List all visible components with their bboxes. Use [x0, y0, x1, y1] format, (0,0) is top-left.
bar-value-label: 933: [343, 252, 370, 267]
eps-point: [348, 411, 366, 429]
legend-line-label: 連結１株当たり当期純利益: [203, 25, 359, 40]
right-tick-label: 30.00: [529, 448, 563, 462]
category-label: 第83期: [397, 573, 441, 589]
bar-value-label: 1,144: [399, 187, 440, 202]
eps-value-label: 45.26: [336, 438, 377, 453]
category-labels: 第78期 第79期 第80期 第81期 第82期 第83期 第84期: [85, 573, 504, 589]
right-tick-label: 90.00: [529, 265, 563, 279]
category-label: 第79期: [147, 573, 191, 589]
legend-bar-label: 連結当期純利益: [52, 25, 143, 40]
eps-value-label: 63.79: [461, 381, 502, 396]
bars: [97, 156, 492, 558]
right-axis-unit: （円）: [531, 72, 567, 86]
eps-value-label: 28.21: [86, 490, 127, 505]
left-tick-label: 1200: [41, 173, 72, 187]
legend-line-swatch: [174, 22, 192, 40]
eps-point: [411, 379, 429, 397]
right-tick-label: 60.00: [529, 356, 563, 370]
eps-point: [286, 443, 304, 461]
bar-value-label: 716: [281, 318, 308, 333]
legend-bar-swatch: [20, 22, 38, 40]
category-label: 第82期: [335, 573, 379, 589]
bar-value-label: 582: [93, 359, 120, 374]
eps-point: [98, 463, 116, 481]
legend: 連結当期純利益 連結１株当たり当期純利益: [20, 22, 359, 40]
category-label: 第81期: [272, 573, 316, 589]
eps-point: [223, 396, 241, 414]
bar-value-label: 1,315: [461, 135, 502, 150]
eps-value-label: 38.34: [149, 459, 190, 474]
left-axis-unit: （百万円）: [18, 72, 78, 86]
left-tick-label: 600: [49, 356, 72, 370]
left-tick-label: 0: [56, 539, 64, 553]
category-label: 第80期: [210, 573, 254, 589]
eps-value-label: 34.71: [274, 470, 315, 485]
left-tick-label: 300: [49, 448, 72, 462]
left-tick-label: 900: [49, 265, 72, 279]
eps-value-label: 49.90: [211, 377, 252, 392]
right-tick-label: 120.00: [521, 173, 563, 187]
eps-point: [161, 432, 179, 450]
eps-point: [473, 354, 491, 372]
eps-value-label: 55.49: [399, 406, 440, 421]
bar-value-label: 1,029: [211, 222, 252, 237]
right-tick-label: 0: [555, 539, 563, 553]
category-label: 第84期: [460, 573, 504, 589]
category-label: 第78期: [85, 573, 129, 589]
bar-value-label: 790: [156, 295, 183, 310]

### [INSTRUCTIONS FOR THE TASK]
Rename "bar-value-label" to "bar-label" everywhere in the data above, and keep every other line and character as it is.

### [SOLUTION TO THE PROBLEM]
List all visible components with their bboxes. Use [x0, y0, x1, y1] format, (0,0) is top-left.
bar-label: 933: [343, 252, 370, 267]
eps-point: [348, 411, 366, 429]
legend-line-label: 連結１株当たり当期純利益: [203, 25, 359, 40]
right-tick-label: 30.00: [529, 448, 563, 462]
category-label: 第83期: [397, 573, 441, 589]
bar-label: 1,144: [399, 187, 440, 202]
eps-value-label: 45.26: [336, 438, 377, 453]
category-labels: 第78期 第79期 第80期 第81期 第82期 第83期 第84期: [85, 573, 504, 589]
right-tick-label: 90.00: [529, 265, 563, 279]
category-label: 第79期: [147, 573, 191, 589]
legend-bar-label: 連結当期純利益: [52, 25, 143, 40]
eps-value-label: 63.79: [461, 381, 502, 396]
bars: [97, 156, 492, 558]
right-axis-unit: （円）: [531, 72, 567, 86]
eps-value-label: 28.21: [86, 490, 127, 505]
left-tick-label: 1200: [41, 173, 72, 187]
legend-line-swatch: [174, 22, 192, 40]
eps-point: [411, 379, 429, 397]
right-tick-label: 60.00: [529, 356, 563, 370]
eps-point: [286, 443, 304, 461]
bar-label: 716: [281, 318, 308, 333]
legend-bar-swatch: [20, 22, 38, 40]
category-label: 第82期: [335, 573, 379, 589]
bar-label: 582: [93, 359, 120, 374]
eps-point: [98, 463, 116, 481]
legend: 連結当期純利益 連結１株当たり当期純利益: [20, 22, 359, 40]
category-label: 第81期: [272, 573, 316, 589]
eps-point: [223, 396, 241, 414]
bar-label: 1,315: [461, 135, 502, 150]
eps-value-label: 38.34: [149, 459, 190, 474]
left-axis-unit: （百万円）: [18, 72, 78, 86]
left-tick-label: 600: [49, 356, 72, 370]
left-tick-label: 0: [56, 539, 64, 553]
category-label: 第80期: [210, 573, 254, 589]
eps-value-label: 34.71: [274, 470, 315, 485]
left-tick-label: 300: [49, 448, 72, 462]
left-tick-label: 900: [49, 265, 72, 279]
eps-value-label: 49.90: [211, 377, 252, 392]
right-tick-label: 120.00: [521, 173, 563, 187]
eps-point: [161, 432, 179, 450]
eps-point: [473, 354, 491, 372]
eps-value-label: 55.49: [399, 406, 440, 421]
bar-label: 1,029: [211, 222, 252, 237]
right-tick-label: 0: [555, 539, 563, 553]
category-label: 第84期: [460, 573, 504, 589]
category-label: 第78期: [85, 573, 129, 589]
bar-label: 790: [156, 295, 183, 310]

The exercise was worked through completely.